TASK INSTRUCTIONS
Repeat the listing in full. Nothing may be added or left out.
-- Start of EXTRACTED INFORMATION --
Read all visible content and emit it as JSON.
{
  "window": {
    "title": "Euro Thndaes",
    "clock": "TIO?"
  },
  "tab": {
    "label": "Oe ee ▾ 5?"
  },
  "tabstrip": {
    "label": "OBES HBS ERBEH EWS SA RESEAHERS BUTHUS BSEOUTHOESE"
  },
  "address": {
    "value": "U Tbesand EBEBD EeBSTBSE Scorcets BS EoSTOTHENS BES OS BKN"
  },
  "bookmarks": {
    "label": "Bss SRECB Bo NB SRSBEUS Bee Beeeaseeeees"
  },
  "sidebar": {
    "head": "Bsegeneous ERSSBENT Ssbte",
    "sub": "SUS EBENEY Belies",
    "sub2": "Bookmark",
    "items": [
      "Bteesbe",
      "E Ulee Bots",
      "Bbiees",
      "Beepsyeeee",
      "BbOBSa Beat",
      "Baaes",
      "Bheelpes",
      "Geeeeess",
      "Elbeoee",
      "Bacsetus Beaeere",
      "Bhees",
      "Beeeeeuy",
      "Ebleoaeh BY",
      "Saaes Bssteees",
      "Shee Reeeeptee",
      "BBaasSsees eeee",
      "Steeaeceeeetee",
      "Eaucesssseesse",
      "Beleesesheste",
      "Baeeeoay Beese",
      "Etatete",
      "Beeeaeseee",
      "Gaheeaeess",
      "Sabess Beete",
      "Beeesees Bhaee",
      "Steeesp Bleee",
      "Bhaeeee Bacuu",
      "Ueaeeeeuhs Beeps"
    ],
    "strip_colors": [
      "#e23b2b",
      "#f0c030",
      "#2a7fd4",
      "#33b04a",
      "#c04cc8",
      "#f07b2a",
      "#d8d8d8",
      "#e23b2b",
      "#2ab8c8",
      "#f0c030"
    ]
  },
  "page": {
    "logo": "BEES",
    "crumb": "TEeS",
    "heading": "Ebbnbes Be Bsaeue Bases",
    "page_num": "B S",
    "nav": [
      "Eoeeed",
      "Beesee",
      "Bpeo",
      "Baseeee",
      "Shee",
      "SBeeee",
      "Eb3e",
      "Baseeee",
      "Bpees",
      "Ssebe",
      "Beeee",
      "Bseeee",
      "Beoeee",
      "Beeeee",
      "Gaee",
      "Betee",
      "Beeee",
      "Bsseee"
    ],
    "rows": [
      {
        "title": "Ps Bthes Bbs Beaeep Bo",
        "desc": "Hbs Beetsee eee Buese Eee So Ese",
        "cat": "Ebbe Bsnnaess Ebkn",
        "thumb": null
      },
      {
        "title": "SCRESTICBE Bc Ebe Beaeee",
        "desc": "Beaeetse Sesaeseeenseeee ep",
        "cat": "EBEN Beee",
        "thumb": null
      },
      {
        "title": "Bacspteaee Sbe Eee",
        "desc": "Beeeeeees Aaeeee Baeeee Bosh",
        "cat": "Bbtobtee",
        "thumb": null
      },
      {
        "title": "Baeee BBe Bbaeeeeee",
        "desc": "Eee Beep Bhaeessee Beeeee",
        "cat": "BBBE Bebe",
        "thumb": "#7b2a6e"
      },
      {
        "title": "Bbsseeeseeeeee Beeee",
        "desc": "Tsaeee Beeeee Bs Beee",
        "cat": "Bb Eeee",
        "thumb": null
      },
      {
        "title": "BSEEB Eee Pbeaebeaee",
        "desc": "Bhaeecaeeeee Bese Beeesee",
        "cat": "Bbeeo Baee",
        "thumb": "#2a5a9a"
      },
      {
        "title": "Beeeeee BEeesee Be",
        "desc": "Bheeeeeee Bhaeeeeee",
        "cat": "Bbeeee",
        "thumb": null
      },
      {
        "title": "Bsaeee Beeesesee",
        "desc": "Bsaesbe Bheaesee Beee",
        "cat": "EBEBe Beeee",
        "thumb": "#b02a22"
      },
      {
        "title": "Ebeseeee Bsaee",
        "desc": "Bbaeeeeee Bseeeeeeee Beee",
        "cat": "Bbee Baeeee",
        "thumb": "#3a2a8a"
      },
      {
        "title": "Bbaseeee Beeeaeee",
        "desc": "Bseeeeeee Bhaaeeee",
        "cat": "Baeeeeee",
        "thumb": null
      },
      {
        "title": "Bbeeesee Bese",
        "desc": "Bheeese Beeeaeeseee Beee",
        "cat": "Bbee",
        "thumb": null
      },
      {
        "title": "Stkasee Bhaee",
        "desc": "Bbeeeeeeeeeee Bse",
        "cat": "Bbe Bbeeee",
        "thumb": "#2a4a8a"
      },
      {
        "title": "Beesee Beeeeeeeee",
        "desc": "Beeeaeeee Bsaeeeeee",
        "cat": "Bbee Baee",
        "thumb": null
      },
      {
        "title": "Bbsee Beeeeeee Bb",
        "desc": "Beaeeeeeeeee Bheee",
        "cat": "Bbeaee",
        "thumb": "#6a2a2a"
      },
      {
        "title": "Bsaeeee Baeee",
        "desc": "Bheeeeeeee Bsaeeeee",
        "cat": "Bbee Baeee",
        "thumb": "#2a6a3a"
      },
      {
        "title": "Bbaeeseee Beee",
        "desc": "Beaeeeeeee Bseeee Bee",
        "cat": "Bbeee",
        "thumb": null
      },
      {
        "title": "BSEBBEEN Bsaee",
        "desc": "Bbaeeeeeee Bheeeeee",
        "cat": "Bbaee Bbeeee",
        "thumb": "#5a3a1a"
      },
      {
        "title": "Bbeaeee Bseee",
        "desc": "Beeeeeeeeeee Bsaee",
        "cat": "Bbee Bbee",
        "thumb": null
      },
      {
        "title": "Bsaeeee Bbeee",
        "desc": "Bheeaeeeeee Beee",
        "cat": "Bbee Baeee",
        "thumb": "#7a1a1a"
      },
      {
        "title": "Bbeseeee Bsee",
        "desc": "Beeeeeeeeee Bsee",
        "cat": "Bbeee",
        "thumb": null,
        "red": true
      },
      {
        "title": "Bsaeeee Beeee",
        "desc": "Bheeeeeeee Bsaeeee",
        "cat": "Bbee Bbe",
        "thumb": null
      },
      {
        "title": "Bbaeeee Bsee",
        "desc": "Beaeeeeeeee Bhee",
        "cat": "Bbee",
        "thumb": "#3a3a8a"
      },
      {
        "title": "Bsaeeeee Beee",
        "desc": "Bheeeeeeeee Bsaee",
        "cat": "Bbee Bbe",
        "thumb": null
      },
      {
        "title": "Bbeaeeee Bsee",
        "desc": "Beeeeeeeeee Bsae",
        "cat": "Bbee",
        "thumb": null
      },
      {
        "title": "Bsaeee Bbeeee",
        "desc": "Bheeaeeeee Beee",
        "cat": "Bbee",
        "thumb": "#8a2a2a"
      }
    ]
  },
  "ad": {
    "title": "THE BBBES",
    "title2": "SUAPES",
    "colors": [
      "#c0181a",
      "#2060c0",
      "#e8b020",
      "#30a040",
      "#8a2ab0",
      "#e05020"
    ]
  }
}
-- End of EXTRACTED INFORMATION --
SOLUTION FOR THIS PROBLEM
Read all visible content and emit it as JSON.
{
  "window": {
    "title": "Euro Thndaes",
    "clock": "TIO?"
  },
  "tab": {
    "label": "Oe ee ▾ 5?"
  },
  "tabstrip": {
    "label": "OBES HBS ERBEH EWS SA RESEAHERS BUTHUS BSEOUTHOESE"
  },
  "address": {
    "value": "U Tbesand EBEBD EeBSTBSE Scorcets BS EoSTOTHENS BES OS BKN"
  },
  "bookmarks": {
    "label": "Bss SRECB Bo NB SRSBEUS Bee Beeeaseeeees"
  },
  "sidebar": {
    "head": "Bsegeneous ERSSBENT Ssbte",
    "sub": "SUS EBENEY Belies",
    "sub2": "Bookmark",
    "items": [
      "Bteesbe",
      "E Ulee Bots",
      "Bbiees",
      "Beepsyeeee",
      "BbOBSa Beat",
      "Baaes",
      "Bheelpes",
      "Geeeeess",
      "Elbeoee",
      "Bacsetus Beaeere",
      "Bhees",
      "Beeeeeuy",
      "Ebleoaeh BY",
      "Saaes Bssteees",
      "Shee Reeeeptee",
      "BBaasSsees eeee",
      "Steeaeceeeetee",
      "Eaucesssseesse",
      "Beleesesheste",
      "Baeeeoay Beese",
      "Etatete",
      "Beeeaeseee",
      "Gaheeaeess",
      "Sabess Beete",
      "Beeesees Bhaee",
      "Steeesp Bleee",
      "Bhaeeee Bacuu",
      "Ueaeeeeuhs Beeps"
    ],
    "strip_colors": [
      "#e23b2b",
      "#f0c030",
      "#2a7fd4",
      "#33b04a",
      "#c04cc8",
      "#f07b2a",
      "#d8d8d8",
      "#e23b2b",
      "#2ab8c8",
      "#f0c030"
    ]
  },
  "page": {
    "logo": "BEES",
    "crumb": "TEeS",
    "heading": "Ebbnbes Be Bsaeue Bases",
    "page_num": "B S",
    "nav": [
      "Eoeeed",
      "Beesee",
      "Bpeo",
      "Baseeee",
      "Shee",
      "SBeeee",
      "Eb3e",
      "Baseeee",
      "Bpees",
      "Ssebe",
      "Beeee",
      "Bseeee",
      "Beoeee",
      "Beeeee",
      "Gaee",
      "Betee",
      "Beeee",
      "Bsseee"
    ],
    "rows": [
      {
        "title": "Ps Bthes Bbs Beaeep Bo",
        "desc": "Hbs Beetsee eee Buese Eee So Ese",
        "cat": "Ebbe Bsnnaess Ebkn",
        "thumb": null
      },
      {
        "title": "SCRESTICBE Bc Ebe Beaeee",
        "desc": "Beaeetse Sesaeseeenseeee ep",
        "cat": "EBEN Beee",
        "thumb": null
      },
      {
        "title": "Bacspteaee Sbe Eee",
        "desc": "Beeeeeees Aaeeee Baeeee Bosh",
        "cat": "Bbtobtee",
        "thumb": null
      },
      {
        "title": "Baeee BBe Bbaeeeeee",
        "desc": "Eee Beep Bhaeessee Beeeee",
        "cat": "BBBE Bebe",
        "thumb": "#7b2a6e"
      },
      {
        "title": "Bbsseeeseeeeee Beeee",
        "desc": "Tsaeee Beeeee Bs Beee",
        "cat": "Bb Eeee",
        "thumb": null
      },
      {
        "title": "BSEEB Eee Pbeaebeaee",
        "desc": "Bhaeecaeeeee Bese Beeesee",
        "cat": "Bbeeo Baee",
        "thumb": "#2a5a9a"
      },
      {
        "title": "Beeeeee BEeesee Be",
        "desc": "Bheeeeeee Bhaeeeeee",
        "cat": "Bbeeee",
        "thumb": null
      },
      {
        "title": "Bsaeee Beeesesee",
        "desc": "Bsaesbe Bheaesee Beee",
        "cat": "EBEBe Beeee",
        "thumb": "#b02a22"
      },
      {
        "title": "Ebeseeee Bsaee",
        "desc": "Bbaeeeeee Bseeeeeeee Beee",
        "cat": "Bbee Baeeee",
        "thumb": "#3a2a8a"
      },
      {
        "title": "Bbaseeee Beeeaeee",
        "desc": "Bseeeeeee Bhaaeeee",
        "cat": "Baeeeeee",
        "thumb": null
      },
      {
        "title": "Bbeeesee Bese",
        "desc": "Bheeese Beeeaeeseee Beee",
        "cat": "Bbee",
        "thumb": null
      },
      {
        "title": "Stkasee Bhaee",
        "desc": "Bbeeeeeeeeeee Bse",
        "cat": "Bbe Bbeeee",
        "thumb": "#2a4a8a"
      },
      {
        "title": "Beesee Beeeeeeeee",
        "desc": "Beeeaeeee Bsaeeeeee",
        "cat": "Bbee Baee",
        "thumb": null
      },
      {
        "title": "Bbsee Beeeeeee Bb",
        "desc": "Beaeeeeeeeee Bheee",
        "cat": "Bbeaee",
        "thumb": "#6a2a2a"
      },
      {
        "title": "Bsaeeee Baeee",
        "desc": "Bheeeeeeee Bsaeeeee",
        "cat": "Bbee Baeee",
        "thumb": "#2a6a3a"
      },
      {
        "title": "Bbaeeseee Beee",
        "desc": "Beaeeeeeee Bseeee Bee",
        "cat": "Bbeee",
        "thumb": null
      },
      {
        "title": "BSEBBEEN Bsaee",
        "desc": "Bbaeeeeeee Bheeeeee",
        "cat": "Bbaee Bbeeee",
        "thumb": "#5a3a1a"
      },
      {
        "title": "Bbeaeee Bseee",
        "desc": "Beeeeeeeeeee Bsaee",
        "cat": "Bbee Bbee",
        "thumb": null
      },
      {
        "title": "Bsaeeee Bbeee",
        "desc": "Bheeaeeeeee Beee",
        "cat": "Bbee Baeee",
        "thumb": "#7a1a1a"
      },
      {
        "title": "Bbeseeee Bsee",
        "desc": "Beeeeeeeeee Bsee",
        "cat": "Bbeee",
        "thumb": null,
        "red": true
      },
      {
        "title": "Bsaeeee Beeee",
        "desc": "Bheeeeeeee Bsaeeee",
        "cat": "Bbee Bbe",
        "thumb": null
      },
      {
        "title": "Bbaeeee Bsee",
        "desc": "Beaeeeeeeee Bhee",
        "cat": "Bbee",
        "thumb": "#3a3a8a"
      },
      {
        "title": "Bsaeeeee Beee",
        "desc": "Bheeeeeeeee Bsaee",
        "cat": "Bbee Bbe",
        "thumb": null
      },
      {
        "title": "Bbeaeeee Bsee",
        "desc": "Beeeeeeeeee Bsae",
        "cat": "Bbee",
        "thumb": null
      },
      {
        "title": "Bsaeee Bbeeee",
        "desc": "Bheeaeeeee Beee",
        "cat": "Bbee",
        "thumb": "#8a2a2a"
      }
    ]
  },
  "ad": {
    "title": "THE BBBES",
    "title2": "SUAPES",
    "colors": [
      "#c0181a",
      "#2060c0",
      "#e8b020",
      "#30a040",
      "#8a2ab0",
      "#e05020"
    ]
  }
}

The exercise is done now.